▶ Selected passage:
>> begin

Would you like to listen to ISS radio transmissions and collect their data? Build a software-defined radio hardware system.
If you want to listen to satellite broadcasts, connect to your smart home systems, check your GPS location, surf the internet, and pick up FM radio signals all at once, you don’t need a radio with multiple transceivers. Software-defined radio is one design methodology that shifts the RF design burden from the hardware designer to the software developer, giving a new RF system more flexibility.
Software-defined radio isn’t for everyone, and it isn’t marketed as such. This concept and the hardware to support it has been embraced by the open-source community. Software-defined radio primarily finds its home in the military, who make copious use of adaptive frequency-hopping radio solutions. With many newer IoT devices potentially needing multiple wireless protocols, software-defined radio provides a simple way to communicate over multiple RF bands without increasing the footprint of your device or complicating your layout.
Just to illustrate the value that could be provided by software-defined radio, I’ll briefly discuss a recent project for a client. A recent board we designed for a test and measurement system included five (yes, five) wireless transceiver units, all operating over different protocols with different modules. Although software-defined radio was proposed as a solution, the client was stuck to their requirements for a number of reasons.
The value of software-defined radio in this unique case applies in many other cases; it allows the designer to consolidate multiple protocols into a single transceiver unit. In the board I referenced above, the majority of board space was taken up by electromechanical components and a large touch screen, so it made less sense to push for software-defined radio. However, there are some common use cases that justify building software-defined radio into a new product:
Multiple protocols. This one is obvious but still deserves some elaboration. Software-defined radio gives you access to multiple bands in a single component without increasing part count.
Board space savings. You can eliminate one or more transceivers dedicated to other protocols by using software-defined radio. This saves board space for components that can support other functions.

>> end

▶ Entries shown:
>> begin

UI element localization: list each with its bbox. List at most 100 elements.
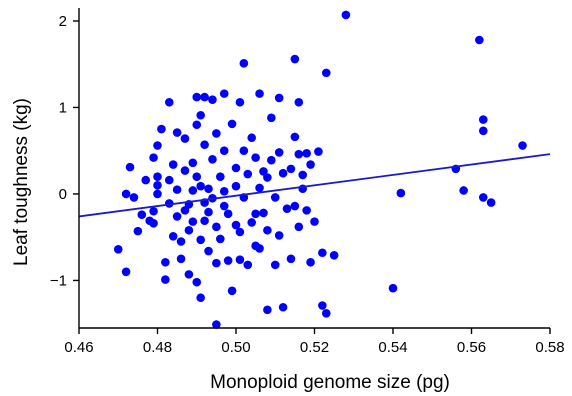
data-point bbox=[286, 164, 296, 174]
data-point bbox=[200, 140, 209, 149]
data-point bbox=[267, 155, 276, 165]
data-point bbox=[153, 180, 162, 190]
data-point bbox=[164, 97, 174, 107]
data-point bbox=[518, 141, 527, 150]
data-point bbox=[302, 148, 311, 158]
data-point bbox=[204, 207, 213, 217]
data-point bbox=[184, 270, 194, 279]
data-point bbox=[196, 110, 205, 120]
data-point bbox=[212, 320, 221, 329]
data-point bbox=[251, 153, 260, 162]
data-point bbox=[486, 198, 496, 207]
data-point bbox=[318, 248, 327, 258]
data-point bbox=[290, 201, 300, 211]
data-point bbox=[164, 175, 174, 185]
data-point bbox=[294, 97, 304, 107]
data-point bbox=[478, 115, 488, 124]
data-point bbox=[255, 183, 264, 193]
data-point bbox=[192, 120, 202, 130]
data-point bbox=[243, 260, 253, 270]
data-point bbox=[302, 206, 311, 215]
data-point bbox=[196, 181, 205, 191]
data-point bbox=[149, 153, 158, 162]
data-point bbox=[161, 275, 170, 284]
data-point bbox=[290, 54, 300, 64]
data-point bbox=[231, 163, 241, 173]
data-point bbox=[219, 89, 229, 98]
data-point bbox=[321, 68, 331, 78]
data-point bbox=[176, 254, 186, 264]
data-point bbox=[188, 217, 198, 226]
data-point bbox=[227, 119, 237, 129]
data-point bbox=[388, 283, 398, 293]
x-tick-label: 0.58 bbox=[535, 339, 564, 356]
data-point bbox=[219, 187, 229, 196]
data-point bbox=[251, 209, 260, 219]
data-point bbox=[180, 134, 190, 143]
data-point bbox=[137, 210, 147, 220]
data-point bbox=[329, 251, 339, 260]
data-point bbox=[161, 257, 170, 267]
data-point bbox=[263, 173, 272, 182]
data-point bbox=[321, 308, 331, 318]
data-point bbox=[180, 166, 190, 175]
data-point bbox=[208, 95, 217, 104]
data-point bbox=[153, 141, 162, 150]
data-point bbox=[192, 172, 202, 181]
data-point bbox=[172, 185, 182, 194]
x-ticks: 0.46 0.48 0.50 0.52 0.54 0.56 0.58 bbox=[64, 328, 565, 356]
data-point bbox=[239, 146, 249, 156]
data-point bbox=[133, 226, 143, 236]
data-point bbox=[219, 146, 229, 156]
data-point bbox=[216, 172, 225, 181]
data-point bbox=[274, 93, 284, 103]
data-point bbox=[200, 216, 209, 226]
data-point bbox=[172, 128, 182, 137]
data-point bbox=[282, 204, 292, 213]
x-tick-label: 0.52 bbox=[300, 339, 329, 356]
data-point bbox=[204, 246, 213, 256]
data-point bbox=[231, 181, 241, 191]
data-point bbox=[255, 244, 264, 253]
data-point bbox=[113, 244, 123, 254]
data-point bbox=[318, 301, 327, 310]
data-point bbox=[259, 208, 268, 218]
data-point bbox=[278, 302, 288, 312]
trend-line bbox=[78, 153, 551, 218]
data-point bbox=[263, 225, 272, 235]
data-point bbox=[247, 218, 256, 227]
data-point bbox=[314, 147, 323, 156]
data-point bbox=[153, 172, 162, 181]
data-point bbox=[475, 35, 484, 45]
data-point bbox=[168, 160, 178, 169]
y-tick-label: −1 bbox=[50, 272, 67, 289]
data-point bbox=[231, 220, 241, 230]
data-point bbox=[121, 189, 131, 199]
data-point bbox=[274, 231, 284, 240]
data-point bbox=[298, 170, 308, 180]
data-point bbox=[270, 260, 280, 270]
data-point bbox=[310, 217, 319, 226]
data-point bbox=[306, 160, 315, 169]
data-point bbox=[263, 305, 272, 315]
data-point bbox=[196, 235, 205, 245]
data-point bbox=[188, 158, 198, 168]
data-point bbox=[255, 89, 264, 98]
data-point bbox=[153, 189, 162, 199]
x-tick-label: 0.54 bbox=[378, 339, 407, 356]
data-point bbox=[306, 257, 315, 267]
data-point bbox=[247, 133, 256, 143]
data-point bbox=[200, 92, 209, 102]
y-axis-label: Leaf toughness (kg) bbox=[11, 98, 32, 266]
data-point bbox=[157, 124, 166, 134]
axes bbox=[78, 8, 550, 329]
y-tick-label: 2 bbox=[59, 13, 67, 30]
data-point bbox=[219, 201, 229, 211]
data-point bbox=[459, 186, 468, 195]
data-point bbox=[223, 209, 233, 219]
y-ticks: −1 0 1 2 bbox=[50, 13, 79, 289]
data-point bbox=[478, 126, 488, 136]
data-point bbox=[235, 255, 245, 264]
data-point bbox=[270, 193, 280, 202]
data-point bbox=[290, 132, 300, 142]
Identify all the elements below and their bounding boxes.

>> end

▶ What you will do:
- 1) In the software-defined radio text, how many wireless transceiver units did the client's test and measurement board include?
- 2) Continue the software-defined radio text from its last sentence, picking up its list of use cases.

▶ Answers:
- 1) Five.

- 2)
Primary vs. secondary protocols. With software-defined radio, you can access extra protocols on an as-needed basis without dedicating space to an additional chipset.
Eavesdropping. Whether you want to eavesdrop on unencrypted communications, or you want to prevent eavesdropping, software-defined radio makes both possible. In particular, frequency hopping radio is easy to implement using software-defined radio.
MCU SoCs with integrated wireless transceivers have gone in this direction as of late. Some product lines have integrated a popular protocol like WiFi or Bluetooth, but I haven’t seen transceivers for other less-often used protocols integrated into these chips. This is partially a supply and demand problem; these components mostly target consumer products, so they can be produced at huge scale. In addition, much of the wireless landscape runs on these two protocols (in addition to cellular) that it makes sense to target them for integration into an SoC. We can’t leave cellular out of the mix; some components are specifically marketed as supporting 3G and 4G cellular in addition to other frequency bands (see below).
This leads to the primary tradeoff involved in designing for software-defined radio with production-grade components: higher costs. These components are still produced in lower volume than their SoC counterparts and other RF transceivers dedicated to specific bands, so these components come with higher prices to cover costs. However, the savings in board space and flexibility might hugely outweigh the component costs.
The primary component you’ll need to select for a software-defined radio system is a transceiver IC. These components are built with standard interfaces and some other features, making them ideal for integration into other wireless products. You’ll need an embedded processor of some sort to run your code, but your choice of MCU/FPGA/other processor depends on the transceiver setup you’ll use.
Here are some options for your next software-defined radio system.
The AD9361 from Analog Devices is a highly integrated broadband transceiver solution that supports software-defined radio hardware. This product is marketed for military use, as well as for 3G and 4G base stations, but it supports other bands from 70 MHz to 6 GHz with FDD or TDD operation. The integrated fractional PLL provides extremely accurate step size down to 2.5 Hz, as well as tunable channel bandwidth from
Evaluation board layout showing a block diagram for an AD9361 programmable 2 × 2 integrated transceiver. [Source: Analog Devices Product Brief]
Other components in the RadioVerse series from Analog Devices include the other transceivers in the AD936X family and the AD9375. The latter is intended to provide smartphone makers and telecom companies an easy way to transition from 4G to 5G NR without requiring handset changes. Analog Devices has produced the one software-defined radio transceiver with the most integration to date. Aside from this component and its variants, the other way to get started developing for software-defined radio is to choose a broadband synthesizer and receiver.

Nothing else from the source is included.